- **Exercise requirements**: Scan the listing and work out how many lines contain the word "Штрафы". Nothing but the number should be given.

- **Stored data**:
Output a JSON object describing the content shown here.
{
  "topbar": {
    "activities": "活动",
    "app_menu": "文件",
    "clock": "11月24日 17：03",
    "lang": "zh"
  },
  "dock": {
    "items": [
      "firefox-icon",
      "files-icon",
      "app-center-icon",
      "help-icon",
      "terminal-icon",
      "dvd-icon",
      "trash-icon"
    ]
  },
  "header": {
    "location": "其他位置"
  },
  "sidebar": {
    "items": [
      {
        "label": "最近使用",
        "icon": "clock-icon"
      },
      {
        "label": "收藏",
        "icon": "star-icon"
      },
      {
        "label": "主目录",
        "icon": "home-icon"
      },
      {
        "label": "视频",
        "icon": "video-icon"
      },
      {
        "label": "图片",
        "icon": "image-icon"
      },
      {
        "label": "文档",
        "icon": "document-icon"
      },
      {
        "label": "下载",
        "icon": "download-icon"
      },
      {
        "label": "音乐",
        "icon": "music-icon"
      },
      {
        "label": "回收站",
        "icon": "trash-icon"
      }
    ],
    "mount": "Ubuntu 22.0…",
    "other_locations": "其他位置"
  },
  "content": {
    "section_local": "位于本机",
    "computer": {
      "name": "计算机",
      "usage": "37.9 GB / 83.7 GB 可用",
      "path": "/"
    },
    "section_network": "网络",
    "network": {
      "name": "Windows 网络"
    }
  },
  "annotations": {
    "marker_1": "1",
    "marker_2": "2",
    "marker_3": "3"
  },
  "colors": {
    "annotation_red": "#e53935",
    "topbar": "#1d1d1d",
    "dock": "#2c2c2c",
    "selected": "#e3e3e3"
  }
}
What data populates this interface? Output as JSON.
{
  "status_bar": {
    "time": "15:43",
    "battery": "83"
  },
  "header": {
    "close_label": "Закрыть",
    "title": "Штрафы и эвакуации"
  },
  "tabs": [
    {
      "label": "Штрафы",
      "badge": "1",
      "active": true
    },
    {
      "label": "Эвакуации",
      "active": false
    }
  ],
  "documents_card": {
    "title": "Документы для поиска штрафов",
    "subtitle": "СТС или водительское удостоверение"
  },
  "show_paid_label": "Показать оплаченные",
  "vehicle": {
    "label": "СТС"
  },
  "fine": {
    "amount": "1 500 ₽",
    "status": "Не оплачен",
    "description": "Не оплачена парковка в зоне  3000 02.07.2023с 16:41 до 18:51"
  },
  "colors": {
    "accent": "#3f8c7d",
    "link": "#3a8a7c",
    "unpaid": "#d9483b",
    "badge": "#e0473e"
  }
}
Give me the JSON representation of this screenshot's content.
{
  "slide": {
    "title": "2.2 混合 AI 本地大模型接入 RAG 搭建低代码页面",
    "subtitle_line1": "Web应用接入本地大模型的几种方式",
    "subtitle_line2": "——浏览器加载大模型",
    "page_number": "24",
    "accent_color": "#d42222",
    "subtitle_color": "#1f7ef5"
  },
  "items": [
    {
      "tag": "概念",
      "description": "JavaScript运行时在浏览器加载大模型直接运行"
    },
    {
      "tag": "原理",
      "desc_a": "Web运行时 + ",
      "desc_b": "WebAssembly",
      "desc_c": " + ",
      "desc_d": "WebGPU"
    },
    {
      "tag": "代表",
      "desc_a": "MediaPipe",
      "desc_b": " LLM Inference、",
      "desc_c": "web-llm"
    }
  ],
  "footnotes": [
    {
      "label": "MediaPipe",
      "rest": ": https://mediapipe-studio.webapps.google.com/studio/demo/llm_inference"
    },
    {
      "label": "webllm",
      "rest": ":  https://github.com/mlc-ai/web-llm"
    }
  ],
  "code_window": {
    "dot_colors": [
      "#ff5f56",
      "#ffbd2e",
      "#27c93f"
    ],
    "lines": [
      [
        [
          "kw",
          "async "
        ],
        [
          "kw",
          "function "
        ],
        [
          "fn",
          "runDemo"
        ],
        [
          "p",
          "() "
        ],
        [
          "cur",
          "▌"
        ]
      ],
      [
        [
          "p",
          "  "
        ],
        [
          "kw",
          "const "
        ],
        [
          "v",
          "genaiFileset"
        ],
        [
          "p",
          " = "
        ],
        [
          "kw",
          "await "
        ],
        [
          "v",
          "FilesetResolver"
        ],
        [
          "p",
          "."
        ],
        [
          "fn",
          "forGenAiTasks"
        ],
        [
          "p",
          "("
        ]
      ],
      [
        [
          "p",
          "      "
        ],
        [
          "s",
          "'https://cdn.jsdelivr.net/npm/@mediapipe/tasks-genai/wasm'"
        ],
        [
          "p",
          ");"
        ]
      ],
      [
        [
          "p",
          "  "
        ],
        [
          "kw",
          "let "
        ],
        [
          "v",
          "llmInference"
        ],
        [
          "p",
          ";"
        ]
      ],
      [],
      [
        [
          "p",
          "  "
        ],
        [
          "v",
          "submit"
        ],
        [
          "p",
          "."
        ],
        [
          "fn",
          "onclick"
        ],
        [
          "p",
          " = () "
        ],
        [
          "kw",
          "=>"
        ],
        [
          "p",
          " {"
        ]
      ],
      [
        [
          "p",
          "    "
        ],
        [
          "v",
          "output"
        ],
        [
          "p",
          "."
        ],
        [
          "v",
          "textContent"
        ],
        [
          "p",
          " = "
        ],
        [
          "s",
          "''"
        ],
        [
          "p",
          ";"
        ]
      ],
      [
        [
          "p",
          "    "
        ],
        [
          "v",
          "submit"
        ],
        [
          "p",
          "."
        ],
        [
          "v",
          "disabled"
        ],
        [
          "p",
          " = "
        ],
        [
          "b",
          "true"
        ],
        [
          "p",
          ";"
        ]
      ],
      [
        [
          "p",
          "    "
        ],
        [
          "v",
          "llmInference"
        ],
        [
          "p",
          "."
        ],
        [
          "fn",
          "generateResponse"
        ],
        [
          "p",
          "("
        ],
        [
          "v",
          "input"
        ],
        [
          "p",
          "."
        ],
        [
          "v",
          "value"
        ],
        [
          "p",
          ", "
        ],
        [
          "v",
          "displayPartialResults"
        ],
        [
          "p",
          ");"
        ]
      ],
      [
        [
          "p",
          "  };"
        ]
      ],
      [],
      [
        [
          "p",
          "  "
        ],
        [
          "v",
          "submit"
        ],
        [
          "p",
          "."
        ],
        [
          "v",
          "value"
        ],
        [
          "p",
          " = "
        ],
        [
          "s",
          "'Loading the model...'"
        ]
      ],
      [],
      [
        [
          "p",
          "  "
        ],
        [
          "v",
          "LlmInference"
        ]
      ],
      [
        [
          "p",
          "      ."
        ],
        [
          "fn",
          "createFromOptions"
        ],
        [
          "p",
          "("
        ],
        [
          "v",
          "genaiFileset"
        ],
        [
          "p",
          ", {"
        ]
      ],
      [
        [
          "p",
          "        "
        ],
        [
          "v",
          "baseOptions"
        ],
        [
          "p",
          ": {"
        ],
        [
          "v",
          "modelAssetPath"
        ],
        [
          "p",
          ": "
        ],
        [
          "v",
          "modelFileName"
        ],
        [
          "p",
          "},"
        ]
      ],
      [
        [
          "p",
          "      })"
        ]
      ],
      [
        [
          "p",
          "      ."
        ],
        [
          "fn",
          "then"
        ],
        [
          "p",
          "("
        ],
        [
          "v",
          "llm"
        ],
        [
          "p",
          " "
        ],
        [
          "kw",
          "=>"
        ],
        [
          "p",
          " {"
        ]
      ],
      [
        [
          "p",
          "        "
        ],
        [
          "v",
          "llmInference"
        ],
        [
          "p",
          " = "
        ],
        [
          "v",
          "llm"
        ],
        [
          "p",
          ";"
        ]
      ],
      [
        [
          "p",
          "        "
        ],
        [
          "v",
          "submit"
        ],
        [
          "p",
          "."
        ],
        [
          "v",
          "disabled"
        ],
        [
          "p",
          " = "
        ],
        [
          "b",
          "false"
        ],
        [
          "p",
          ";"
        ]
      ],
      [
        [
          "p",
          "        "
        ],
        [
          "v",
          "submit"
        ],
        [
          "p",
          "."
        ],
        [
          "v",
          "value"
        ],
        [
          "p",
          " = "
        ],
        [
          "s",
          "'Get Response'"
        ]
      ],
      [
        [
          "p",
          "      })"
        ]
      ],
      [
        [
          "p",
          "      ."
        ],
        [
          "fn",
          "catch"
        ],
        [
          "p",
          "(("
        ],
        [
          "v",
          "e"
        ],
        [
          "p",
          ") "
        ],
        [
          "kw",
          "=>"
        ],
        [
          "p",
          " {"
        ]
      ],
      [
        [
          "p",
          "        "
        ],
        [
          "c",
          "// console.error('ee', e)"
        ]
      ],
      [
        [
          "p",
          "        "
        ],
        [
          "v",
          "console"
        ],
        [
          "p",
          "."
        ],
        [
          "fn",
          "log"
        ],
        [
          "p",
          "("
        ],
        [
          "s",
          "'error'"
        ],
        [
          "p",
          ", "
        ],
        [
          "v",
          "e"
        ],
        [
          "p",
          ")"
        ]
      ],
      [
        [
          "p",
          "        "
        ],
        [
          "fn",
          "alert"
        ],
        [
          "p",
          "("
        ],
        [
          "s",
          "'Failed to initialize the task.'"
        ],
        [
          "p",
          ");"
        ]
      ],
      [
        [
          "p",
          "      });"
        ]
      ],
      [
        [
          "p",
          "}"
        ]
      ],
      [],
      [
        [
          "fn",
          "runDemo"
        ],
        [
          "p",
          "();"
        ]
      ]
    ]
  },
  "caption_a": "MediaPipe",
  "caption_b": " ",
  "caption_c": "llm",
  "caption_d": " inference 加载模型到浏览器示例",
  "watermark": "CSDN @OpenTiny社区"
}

- **Result**: 2